*Directions for this task:*
Here are some entries; quote each one exactly.

*Provided entries:*
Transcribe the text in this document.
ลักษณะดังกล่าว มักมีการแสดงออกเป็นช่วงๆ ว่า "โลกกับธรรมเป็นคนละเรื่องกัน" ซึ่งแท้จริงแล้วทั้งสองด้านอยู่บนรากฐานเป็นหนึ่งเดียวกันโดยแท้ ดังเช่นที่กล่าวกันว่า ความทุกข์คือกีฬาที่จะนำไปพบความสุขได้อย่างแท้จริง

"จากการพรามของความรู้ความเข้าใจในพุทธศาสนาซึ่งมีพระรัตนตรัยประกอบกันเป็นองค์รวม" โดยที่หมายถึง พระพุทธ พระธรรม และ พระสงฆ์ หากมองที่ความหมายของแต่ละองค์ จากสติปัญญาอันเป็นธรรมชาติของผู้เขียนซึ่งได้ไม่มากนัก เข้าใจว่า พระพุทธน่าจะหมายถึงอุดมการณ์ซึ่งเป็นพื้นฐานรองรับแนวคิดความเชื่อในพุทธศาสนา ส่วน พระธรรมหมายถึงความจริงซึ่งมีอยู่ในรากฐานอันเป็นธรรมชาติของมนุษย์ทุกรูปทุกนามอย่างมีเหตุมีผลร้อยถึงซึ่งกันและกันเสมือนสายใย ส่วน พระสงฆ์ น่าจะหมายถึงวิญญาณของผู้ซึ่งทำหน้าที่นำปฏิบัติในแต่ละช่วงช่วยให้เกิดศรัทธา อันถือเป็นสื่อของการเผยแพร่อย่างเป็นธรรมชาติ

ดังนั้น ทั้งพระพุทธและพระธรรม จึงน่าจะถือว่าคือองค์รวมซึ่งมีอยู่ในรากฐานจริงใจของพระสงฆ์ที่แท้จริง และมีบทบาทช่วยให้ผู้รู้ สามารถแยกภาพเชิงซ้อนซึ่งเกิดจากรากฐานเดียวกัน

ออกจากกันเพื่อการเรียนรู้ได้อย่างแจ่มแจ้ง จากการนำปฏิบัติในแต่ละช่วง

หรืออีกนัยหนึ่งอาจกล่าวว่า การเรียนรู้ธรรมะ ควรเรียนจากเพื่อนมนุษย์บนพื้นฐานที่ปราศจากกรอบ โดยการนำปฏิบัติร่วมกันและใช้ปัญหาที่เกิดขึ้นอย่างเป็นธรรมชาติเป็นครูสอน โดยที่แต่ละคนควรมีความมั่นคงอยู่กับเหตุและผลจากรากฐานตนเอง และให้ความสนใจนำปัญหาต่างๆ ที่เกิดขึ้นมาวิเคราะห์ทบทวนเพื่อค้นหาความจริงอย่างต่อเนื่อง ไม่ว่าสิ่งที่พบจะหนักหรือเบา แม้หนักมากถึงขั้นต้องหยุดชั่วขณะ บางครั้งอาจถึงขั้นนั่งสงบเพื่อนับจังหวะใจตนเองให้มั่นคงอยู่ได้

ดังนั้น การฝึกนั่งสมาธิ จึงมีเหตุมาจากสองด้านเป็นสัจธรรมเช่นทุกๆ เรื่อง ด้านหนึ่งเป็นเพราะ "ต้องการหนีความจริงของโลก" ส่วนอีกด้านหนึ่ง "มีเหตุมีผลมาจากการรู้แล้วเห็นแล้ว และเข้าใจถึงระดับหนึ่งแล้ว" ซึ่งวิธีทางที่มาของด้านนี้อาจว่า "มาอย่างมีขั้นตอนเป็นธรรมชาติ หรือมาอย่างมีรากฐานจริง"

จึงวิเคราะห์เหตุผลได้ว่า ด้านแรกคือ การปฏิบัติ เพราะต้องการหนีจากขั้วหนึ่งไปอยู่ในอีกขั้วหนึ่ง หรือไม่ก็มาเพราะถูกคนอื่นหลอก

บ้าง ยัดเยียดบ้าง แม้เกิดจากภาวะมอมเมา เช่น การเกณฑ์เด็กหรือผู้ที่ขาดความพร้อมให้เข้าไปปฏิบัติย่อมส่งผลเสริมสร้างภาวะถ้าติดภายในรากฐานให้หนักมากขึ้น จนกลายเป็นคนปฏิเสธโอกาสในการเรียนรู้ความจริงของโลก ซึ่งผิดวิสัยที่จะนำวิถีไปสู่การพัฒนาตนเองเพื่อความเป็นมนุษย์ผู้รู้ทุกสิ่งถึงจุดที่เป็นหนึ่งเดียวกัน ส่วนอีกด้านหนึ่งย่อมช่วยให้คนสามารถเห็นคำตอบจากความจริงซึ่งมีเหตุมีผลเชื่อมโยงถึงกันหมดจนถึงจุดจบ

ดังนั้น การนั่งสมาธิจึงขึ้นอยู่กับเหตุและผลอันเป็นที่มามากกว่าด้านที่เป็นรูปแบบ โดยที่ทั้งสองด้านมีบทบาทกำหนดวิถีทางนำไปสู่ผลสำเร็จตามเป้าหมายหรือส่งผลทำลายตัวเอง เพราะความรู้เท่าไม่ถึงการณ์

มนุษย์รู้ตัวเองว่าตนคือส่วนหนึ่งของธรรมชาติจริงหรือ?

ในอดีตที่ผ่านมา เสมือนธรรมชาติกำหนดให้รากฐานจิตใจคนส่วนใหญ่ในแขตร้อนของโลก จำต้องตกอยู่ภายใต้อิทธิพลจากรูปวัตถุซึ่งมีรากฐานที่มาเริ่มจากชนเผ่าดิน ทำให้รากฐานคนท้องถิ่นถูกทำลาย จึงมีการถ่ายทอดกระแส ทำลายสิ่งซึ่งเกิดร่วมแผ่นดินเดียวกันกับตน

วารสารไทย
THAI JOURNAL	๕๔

*Complete answer:*
Transcribe the text in this document.
ลักษณะดังกล่าว มักมีการแสดงออกเป็นช่วงๆ ว่า "โลกกับธรรมเป็นคนละเรื่องกัน" ซึ่งแท้จริงแล้วทั้งสองด้านอยู่บนรากฐานเป็นหนึ่งเดียวกันโดยแท้ ดังเช่นที่กล่าวกันว่า ความทุกข์คือกีฬาที่จะนำไปพบความสุขได้อย่างแท้จริง

"จากการพรามของความรู้ความเข้าใจในพุทธศาสนาซึ่งมีพระรัตนตรัยประกอบกันเป็นองค์รวม" โดยที่หมายถึง พระพุทธ พระธรรม และ พระสงฆ์ หากมองที่ความหมายของแต่ละองค์ จากสติปัญญาอันเป็นธรรมชาติของผู้เขียนซึ่งได้ไม่มากนัก เข้าใจว่า พระพุทธน่าจะหมายถึงอุดมการณ์ซึ่งเป็นพื้นฐานรองรับแนวคิดความเชื่อในพุทธศาสนา ส่วน พระธรรมหมายถึงความจริงซึ่งมีอยู่ในรากฐานอันเป็นธรรมชาติของมนุษย์ทุกรูปทุกนามอย่างมีเหตุมีผลร้อยถึงซึ่งกันและกันเสมือนสายใย ส่วน พระสงฆ์ น่าจะหมายถึงวิญญาณของผู้ซึ่งทำหน้าที่นำปฏิบัติในแต่ละช่วงช่วยให้เกิดศรัทธา อันถือเป็นสื่อของการเผยแพร่อย่างเป็นธรรมชาติ

ดังนั้น ทั้งพระพุทธและพระธรรม จึงน่าจะถือว่าคือองค์รวมซึ่งมีอยู่ในรากฐานจริงใจของพระสงฆ์ที่แท้จริง และมีบทบาทช่วยให้ผู้รู้ สามารถแยกภาพเชิงซ้อนซึ่งเกิดจากรากฐานเดียวกัน

ออกจากกันเพื่อการเรียนรู้ได้อย่างแจ่มแจ้ง จากการนำปฏิบัติในแต่ละช่วง

หรืออีกนัยหนึ่งอาจกล่าวว่า การเรียนรู้ธรรมะ ควรเรียนจากเพื่อนมนุษย์บนพื้นฐานที่ปราศจากกรอบ โดยการนำปฏิบัติร่วมกันและใช้ปัญหาที่เกิดขึ้นอย่างเป็นธรรมชาติเป็นครูสอน โดยที่แต่ละคนควรมีความมั่นคงอยู่กับเหตุและผลจากรากฐานตนเอง และให้ความสนใจนำปัญหาต่างๆ ที่เกิดขึ้นมาวิเคราะห์ทบทวนเพื่อค้นหาความจริงอย่างต่อเนื่อง ไม่ว่าสิ่งที่พบจะหนักหรือเบา แม้หนักมากถึงขั้นต้องหยุดชั่วขณะ บางครั้งอาจถึงขั้นนั่งสงบเพื่อนับจังหวะใจตนเองให้มั่นคงอยู่ได้

ดังนั้น การฝึกนั่งสมาธิ จึงมีเหตุมาจากสองด้านเป็นสัจธรรมเช่นทุกๆ เรื่อง ด้านหนึ่งเป็นเพราะ "ต้องการหนีความจริงของโลก" ส่วนอีกด้านหนึ่ง "มีเหตุมีผลมาจากการรู้แล้วเห็นแล้ว และเข้าใจถึงระดับหนึ่งแล้ว" ซึ่งวิธีทางที่มาของด้านนี้อาจว่า "มาอย่างมีขั้นตอนเป็นธรรมชาติ หรือมาอย่างมีรากฐานจริง"

จึงวิเคราะห์เหตุผลได้ว่า ด้านแรกคือ การปฏิบัติ เพราะต้องการหนีจากขั้วหนึ่งไปอยู่ในอีกขั้วหนึ่ง หรือไม่ก็มาเพราะถูกคนอื่นหลอก

บ้าง ยัดเยียดบ้าง แม้เกิดจากภาวะมอมเมา เช่น การเกณฑ์เด็กหรือผู้ที่ขาดความพร้อมให้เข้าไปปฏิบัติย่อมส่งผลเสริมสร้างภาวะถ้าติดภายในรากฐานให้หนักมากขึ้น จนกลายเป็นคนปฏิเสธโอกาสในการเรียนรู้ความจริงของโลก ซึ่งผิดวิสัยที่จะนำวิถีไปสู่การพัฒนาตนเองเพื่อความเป็นมนุษย์ผู้รู้ทุกสิ่งถึงจุดที่เป็นหนึ่งเดียวกัน ส่วนอีกด้านหนึ่งย่อมช่วยให้คนสามารถเห็นคำตอบจากความจริงซึ่งมีเหตุมีผลเชื่อมโยงถึงกันหมดจนถึงจุดจบ

ดังนั้น การนั่งสมาธิจึงขึ้นอยู่กับเหตุและผลอันเป็นที่มามากกว่าด้านที่เป็นรูปแบบ โดยที่ทั้งสองด้านมีบทบาทกำหนดวิถีทางนำไปสู่ผลสำเร็จตามเป้าหมายหรือส่งผลทำลายตัวเอง เพราะความรู้เท่าไม่ถึงการณ์

มนุษย์รู้ตัวเองว่าตนคือส่วนหนึ่งของธรรมชาติจริงหรือ?

ในอดีตที่ผ่านมา เสมือนธรรมชาติกำหนดให้รากฐานจิตใจคนส่วนใหญ่ในแขตร้อนของโลก จำต้องตกอยู่ภายใต้อิทธิพลจากรูปวัตถุซึ่งมีรากฐานที่มาเริ่มจากชนเผ่าดิน ทำให้รากฐานคนท้องถิ่นถูกทำลาย จึงมีการถ่ายทอดกระแส ทำลายสิ่งซึ่งเกิดร่วมแผ่นดินเดียวกันกับตน

วารสารไทย
THAI JOURNAL	๕๔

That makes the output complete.